MATERIAL SHOWN:

--------------------------------------------------

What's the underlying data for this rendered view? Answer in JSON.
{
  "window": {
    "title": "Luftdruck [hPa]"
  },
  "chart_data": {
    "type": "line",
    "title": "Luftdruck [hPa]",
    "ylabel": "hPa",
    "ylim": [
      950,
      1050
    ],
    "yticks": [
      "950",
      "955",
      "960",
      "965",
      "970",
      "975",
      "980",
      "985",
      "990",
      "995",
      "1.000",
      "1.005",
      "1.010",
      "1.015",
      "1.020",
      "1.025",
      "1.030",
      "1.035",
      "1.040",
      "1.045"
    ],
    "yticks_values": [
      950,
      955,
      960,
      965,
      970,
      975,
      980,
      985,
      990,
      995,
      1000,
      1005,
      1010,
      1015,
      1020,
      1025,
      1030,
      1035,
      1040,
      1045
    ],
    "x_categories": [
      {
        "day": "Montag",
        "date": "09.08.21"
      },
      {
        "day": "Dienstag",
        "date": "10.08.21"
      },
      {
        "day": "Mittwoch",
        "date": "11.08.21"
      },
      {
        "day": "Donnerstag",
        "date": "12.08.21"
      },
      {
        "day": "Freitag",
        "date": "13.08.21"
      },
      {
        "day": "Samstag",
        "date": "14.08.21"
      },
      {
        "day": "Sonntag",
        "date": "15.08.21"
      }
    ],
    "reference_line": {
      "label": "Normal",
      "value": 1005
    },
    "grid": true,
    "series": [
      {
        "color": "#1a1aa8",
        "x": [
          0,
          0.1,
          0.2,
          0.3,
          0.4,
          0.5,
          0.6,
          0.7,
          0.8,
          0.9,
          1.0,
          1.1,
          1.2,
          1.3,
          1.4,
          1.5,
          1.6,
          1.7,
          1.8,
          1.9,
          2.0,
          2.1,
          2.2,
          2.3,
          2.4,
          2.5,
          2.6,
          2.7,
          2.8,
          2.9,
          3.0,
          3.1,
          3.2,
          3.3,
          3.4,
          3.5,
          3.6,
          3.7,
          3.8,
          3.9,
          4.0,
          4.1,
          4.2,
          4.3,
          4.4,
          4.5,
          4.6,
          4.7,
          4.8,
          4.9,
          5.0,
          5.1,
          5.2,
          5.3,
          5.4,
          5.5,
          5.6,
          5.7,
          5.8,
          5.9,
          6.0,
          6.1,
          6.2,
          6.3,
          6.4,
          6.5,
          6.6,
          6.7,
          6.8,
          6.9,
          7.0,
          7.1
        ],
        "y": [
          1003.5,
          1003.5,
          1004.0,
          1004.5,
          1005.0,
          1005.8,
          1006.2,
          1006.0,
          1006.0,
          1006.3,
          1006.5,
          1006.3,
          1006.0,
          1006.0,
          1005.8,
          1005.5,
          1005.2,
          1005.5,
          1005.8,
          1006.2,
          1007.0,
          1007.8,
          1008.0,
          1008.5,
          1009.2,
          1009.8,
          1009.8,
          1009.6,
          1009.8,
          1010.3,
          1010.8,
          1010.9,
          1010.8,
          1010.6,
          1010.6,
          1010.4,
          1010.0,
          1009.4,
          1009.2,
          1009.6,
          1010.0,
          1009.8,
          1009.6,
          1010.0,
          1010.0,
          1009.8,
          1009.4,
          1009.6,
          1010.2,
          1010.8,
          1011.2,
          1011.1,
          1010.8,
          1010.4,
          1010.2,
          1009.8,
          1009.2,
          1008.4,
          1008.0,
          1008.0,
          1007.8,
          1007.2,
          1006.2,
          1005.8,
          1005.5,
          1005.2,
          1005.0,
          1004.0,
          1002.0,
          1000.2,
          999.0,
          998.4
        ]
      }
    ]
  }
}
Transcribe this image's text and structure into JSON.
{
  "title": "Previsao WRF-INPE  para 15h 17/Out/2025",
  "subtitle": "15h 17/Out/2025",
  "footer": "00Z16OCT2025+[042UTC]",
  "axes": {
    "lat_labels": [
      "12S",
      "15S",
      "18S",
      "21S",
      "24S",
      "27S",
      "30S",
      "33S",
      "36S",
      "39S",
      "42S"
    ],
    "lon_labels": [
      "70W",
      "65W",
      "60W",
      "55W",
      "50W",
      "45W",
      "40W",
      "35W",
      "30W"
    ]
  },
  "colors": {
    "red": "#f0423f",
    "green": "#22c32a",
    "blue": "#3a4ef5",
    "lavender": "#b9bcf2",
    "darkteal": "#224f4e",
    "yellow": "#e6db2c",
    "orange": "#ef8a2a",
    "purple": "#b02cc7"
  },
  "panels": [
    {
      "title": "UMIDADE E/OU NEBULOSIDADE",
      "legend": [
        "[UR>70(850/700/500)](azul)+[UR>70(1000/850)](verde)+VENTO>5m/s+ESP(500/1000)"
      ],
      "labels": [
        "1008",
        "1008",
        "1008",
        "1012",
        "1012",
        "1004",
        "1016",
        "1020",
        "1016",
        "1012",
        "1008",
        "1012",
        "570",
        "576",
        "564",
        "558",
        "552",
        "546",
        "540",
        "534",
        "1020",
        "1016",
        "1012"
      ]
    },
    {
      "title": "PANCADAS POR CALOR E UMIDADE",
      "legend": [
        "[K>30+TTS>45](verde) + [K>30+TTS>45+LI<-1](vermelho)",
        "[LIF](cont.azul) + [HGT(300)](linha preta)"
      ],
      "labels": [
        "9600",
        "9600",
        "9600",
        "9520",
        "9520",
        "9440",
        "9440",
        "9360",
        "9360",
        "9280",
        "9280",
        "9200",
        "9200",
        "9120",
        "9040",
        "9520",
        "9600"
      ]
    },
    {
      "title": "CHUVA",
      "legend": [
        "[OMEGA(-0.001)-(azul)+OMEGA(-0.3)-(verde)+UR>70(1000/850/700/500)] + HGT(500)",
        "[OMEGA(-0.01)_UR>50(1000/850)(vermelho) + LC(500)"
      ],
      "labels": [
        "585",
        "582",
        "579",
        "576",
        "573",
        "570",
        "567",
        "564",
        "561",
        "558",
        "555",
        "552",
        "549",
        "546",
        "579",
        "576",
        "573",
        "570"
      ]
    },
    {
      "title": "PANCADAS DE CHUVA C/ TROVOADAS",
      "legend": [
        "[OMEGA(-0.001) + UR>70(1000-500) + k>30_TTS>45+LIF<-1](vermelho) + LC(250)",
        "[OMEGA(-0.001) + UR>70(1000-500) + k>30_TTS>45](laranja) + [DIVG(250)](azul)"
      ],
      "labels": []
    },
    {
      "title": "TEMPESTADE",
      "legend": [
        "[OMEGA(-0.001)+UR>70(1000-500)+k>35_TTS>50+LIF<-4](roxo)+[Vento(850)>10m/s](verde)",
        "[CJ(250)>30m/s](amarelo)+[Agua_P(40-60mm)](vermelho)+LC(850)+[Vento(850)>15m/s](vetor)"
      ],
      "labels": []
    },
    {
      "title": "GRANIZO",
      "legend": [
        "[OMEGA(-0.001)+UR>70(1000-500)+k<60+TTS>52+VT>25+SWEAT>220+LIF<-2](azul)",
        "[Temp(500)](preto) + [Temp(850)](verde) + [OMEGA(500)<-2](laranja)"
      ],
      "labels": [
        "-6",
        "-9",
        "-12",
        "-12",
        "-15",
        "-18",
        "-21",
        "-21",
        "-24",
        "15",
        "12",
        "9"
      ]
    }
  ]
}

--------------------------------------------------

Return the entries in full, keeping every line exactly as it is.

REPLY:
What's the underlying data for this rendered view? Answer in JSON.
{
  "window": {
    "title": "Luftdruck [hPa]"
  },
  "chart_data": {
    "type": "line",
    "title": "Luftdruck [hPa]",
    "ylabel": "hPa",
    "ylim": [
      950,
      1050
    ],
    "yticks": [
      "950",
      "955",
      "960",
      "965",
      "970",
      "975",
      "980",
      "985",
      "990",
      "995",
      "1.000",
      "1.005",
      "1.010",
      "1.015",
      "1.020",
      "1.025",
      "1.030",
      "1.035",
      "1.040",
      "1.045"
    ],
    "yticks_values": [
      950,
      955,
      960,
      965,
      970,
      975,
      980,
      985,
      990,
      995,
      1000,
      1005,
      1010,
      1015,
      1020,
      1025,
      1030,
      1035,
      1040,
      1045
    ],
    "x_categories": [
      {
        "day": "Montag",
        "date": "09.08.21"
      },
      {
        "day": "Dienstag",
        "date": "10.08.21"
      },
      {
        "day": "Mittwoch",
        "date": "11.08.21"
      },
      {
        "day": "Donnerstag",
        "date": "12.08.21"
      },
      {
        "day": "Freitag",
        "date": "13.08.21"
      },
      {
        "day": "Samstag",
        "date": "14.08.21"
      },
      {
        "day": "Sonntag",
        "date": "15.08.21"
      }
    ],
    "reference_line": {
      "label": "Normal",
      "value": 1005
    },
    "grid": true,
    "series": [
      {
        "color": "#1a1aa8",
        "x": [
          0,
          0.1,
          0.2,
          0.3,
          0.4,
          0.5,
          0.6,
          0.7,
          0.8,
          0.9,
          1.0,
          1.1,
          1.2,
          1.3,
          1.4,
          1.5,
          1.6,
          1.7,
          1.8,
          1.9,
          2.0,
          2.1,
          2.2,
          2.3,
          2.4,
          2.5,
          2.6,
          2.7,
          2.8,
          2.9,
          3.0,
          3.1,
          3.2,
          3.3,
          3.4,
          3.5,
          3.6,
          3.7,
          3.8,
          3.9,
          4.0,
          4.1,
          4.2,
          4.3,
          4.4,
          4.5,
          4.6,
          4.7,
          4.8,
          4.9,
          5.0,
          5.1,
          5.2,
          5.3,
          5.4,
          5.5,
          5.6,
          5.7,
          5.8,
          5.9,
          6.0,
          6.1,
          6.2,
          6.3,
          6.4,
          6.5,
          6.6,
          6.7,
          6.8,
          6.9,
          7.0,
          7.1
        ],
        "y": [
          1003.5,
          1003.5,
          1004.0,
          1004.5,
          1005.0,
          1005.8,
          1006.2,
          1006.0,
          1006.0,
          1006.3,
          1006.5,
          1006.3,
          1006.0,
          1006.0,
          1005.8,
          1005.5,
          1005.2,
          1005.5,
          1005.8,
          1006.2,
          1007.0,
          1007.8,
          1008.0,
          1008.5,
          1009.2,
          1009.8,
          1009.8,
          1009.6,
          1009.8,
          1010.3,
          1010.8,
          1010.9,
          1010.8,
          1010.6,
          1010.6,
          1010.4,
          1010.0,
          1009.4,
          1009.2,
          1009.6,
          1010.0,
          1009.8,
          1009.6,
          1010.0,
          1010.0,
          1009.8,
          1009.4,
          1009.6,
          1010.2,
          1010.8,
          1011.2,
          1011.1,
          1010.8,
          1010.4,
          1010.2,
          1009.8,
          1009.2,
          1008.4,
          1008.0,
          1008.0,
          1007.8,
          1007.2,
          1006.2,
          1005.8,
          1005.5,
          1005.2,
          1005.0,
          1004.0,
          1002.0,
          1000.2,
          999.0,
          998.4
        ]
      }
    ]
  }
}
Transcribe this image's text and structure into JSON.
{
  "title": "Previsao WRF-INPE  para 15h 17/Out/2025",
  "subtitle": "15h 17/Out/2025",
  "footer": "00Z16OCT2025+[042UTC]",
  "axes": {
    "lat_labels": [
      "12S",
      "15S",
      "18S",
      "21S",
      "24S",
      "27S",
      "30S",
      "33S",
      "36S",
      "39S",
      "42S"
    ],
    "lon_labels": [
      "70W",
      "65W",
      "60W",
      "55W",
      "50W",
      "45W",
      "40W",
      "35W",
      "30W"
    ]
  },
  "colors": {
    "red": "#f0423f",
    "green": "#22c32a",
    "blue": "#3a4ef5",
    "lavender": "#b9bcf2",
    "darkteal": "#224f4e",
    "yellow": "#e6db2c",
    "orange": "#ef8a2a",
    "purple": "#b02cc7"
  },
  "panels": [
    {
      "title": "UMIDADE E/OU NEBULOSIDADE",
      "legend": [
        "[UR>70(850/700/500)](azul)+[UR>70(1000/850)](verde)+VENTO>5m/s+ESP(500/1000)"
      ],
      "labels": [
        "1008",
        "1008",
        "1008",
        "1012",
        "1012",
        "1004",
        "1016",
        "1020",
        "1016",
        "1012",
        "1008",
        "1012",
        "570",
        "576",
        "564",
        "558",
        "552",
        "546",
        "540",
        "534",
        "1020",
        "1016",
        "1012"
      ]
    },
    {
      "title": "PANCADAS POR CALOR E UMIDADE",
      "legend": [
        "[K>30+TTS>45](verde) + [K>30+TTS>45+LI<-1](vermelho)",
        "[LIF](cont.azul) + [HGT(300)](linha preta)"
      ],
      "labels": [
        "9600",
        "9600",
        "9600",
        "9520",
        "9520",
        "9440",
        "9440",
        "9360",
        "9360",
        "9280",
        "9280",
        "9200",
        "9200",
        "9120",
        "9040",
        "9520",
        "9600"
      ]
    },
    {
      "title": "CHUVA",
      "legend": [
        "[OMEGA(-0.001)-(azul)+OMEGA(-0.3)-(verde)+UR>70(1000/850/700/500)] + HGT(500)",
        "[OMEGA(-0.01)_UR>50(1000/850)(vermelho) + LC(500)"
      ],
      "labels": [
        "585",
        "582",
        "579",
        "576",
        "573",
        "570",
        "567",
        "564",
        "561",
        "558",
        "555",
        "552",
        "549",
        "546",
        "579",
        "576",
        "573",
        "570"
      ]
    },
    {
      "title": "PANCADAS DE CHUVA C/ TROVOADAS",
      "legend": [
        "[OMEGA(-0.001) + UR>70(1000-500) + k>30_TTS>45+LIF<-1](vermelho) + LC(250)",
        "[OMEGA(-0.001) + UR>70(1000-500) + k>30_TTS>45](laranja) + [DIVG(250)](azul)"
      ],
      "labels": []
    },
    {
      "title": "TEMPESTADE",
      "legend": [
        "[OMEGA(-0.001)+UR>70(1000-500)+k>35_TTS>50+LIF<-4](roxo)+[Vento(850)>10m/s](verde)",
        "[CJ(250)>30m/s](amarelo)+[Agua_P(40-60mm)](vermelho)+LC(850)+[Vento(850)>15m/s](vetor)"
      ],
      "labels": []
    },
    {
      "title": "GRANIZO",
      "legend": [
        "[OMEGA(-0.001)+UR>70(1000-500)+k<60+TTS>52+VT>25+SWEAT>220+LIF<-2](azul)",
        "[Temp(500)](preto) + [Temp(850)](verde) + [OMEGA(500)<-2](laranja)"
      ],
      "labels": [
        "-6",
        "-9",
        "-12",
        "-12",
        "-15",
        "-18",
        "-21",
        "-21",
        "-24",
        "15",
        "12",
        "9"
      ]
    }
  ]
}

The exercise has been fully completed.